## Begin Dataset entries

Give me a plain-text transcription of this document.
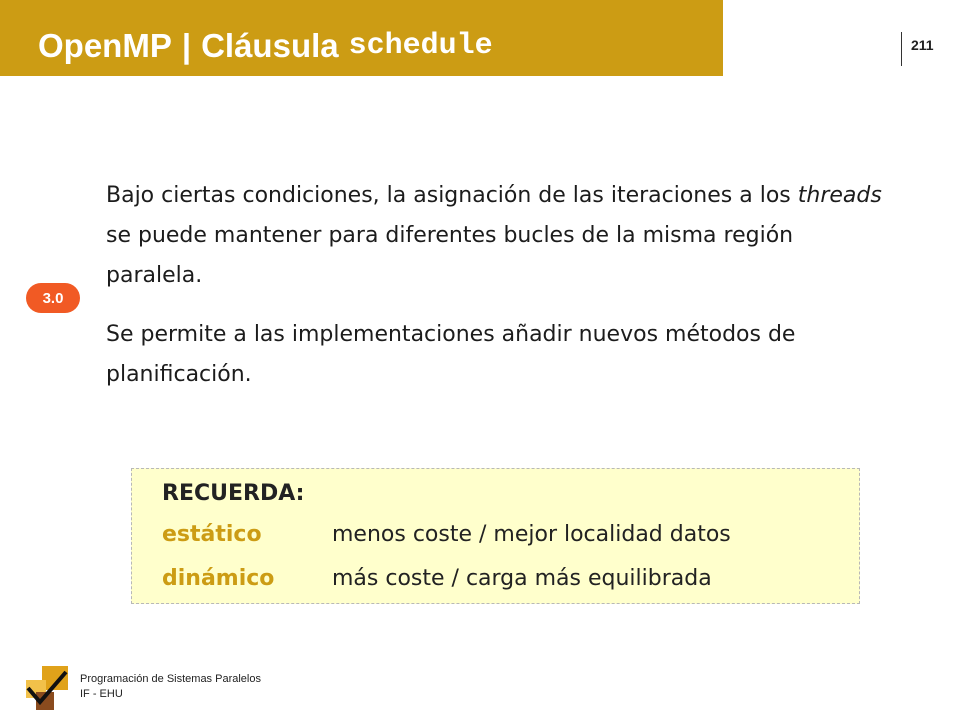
OpenMP | Cláusula schedule	211
Bajo ciertas condiciones, la asignación de las iteraciones a los threads se puede mantener para diferentes bucles de la misma región paralela.
3.0
Se permite a las implementaciones añadir nuevos métodos de planificación.
RECUERDA:
estático	menos coste / mejor localidad datos
dinámico	más coste / carga más equilibrada
Programación de Sistemas Paralelos
IF - EHU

## End Dataset entries

Write out the listing above again, exactly, but with no pictures in the copy.

__Task result__.
Give me a plain-text transcription of this document.
OpenMP | Cláusula schedule	211
Bajo ciertas condiciones, la asignación de las iteraciones a los threads se puede mantener para diferentes bucles de la misma región paralela.
3.0
Se permite a las implementaciones añadir nuevos métodos de planificación.
RECUERDA:
estático	menos coste / mejor localidad datos
dinámico	más coste / carga más equilibrada
Programación de Sistemas Paralelos
IF - EHU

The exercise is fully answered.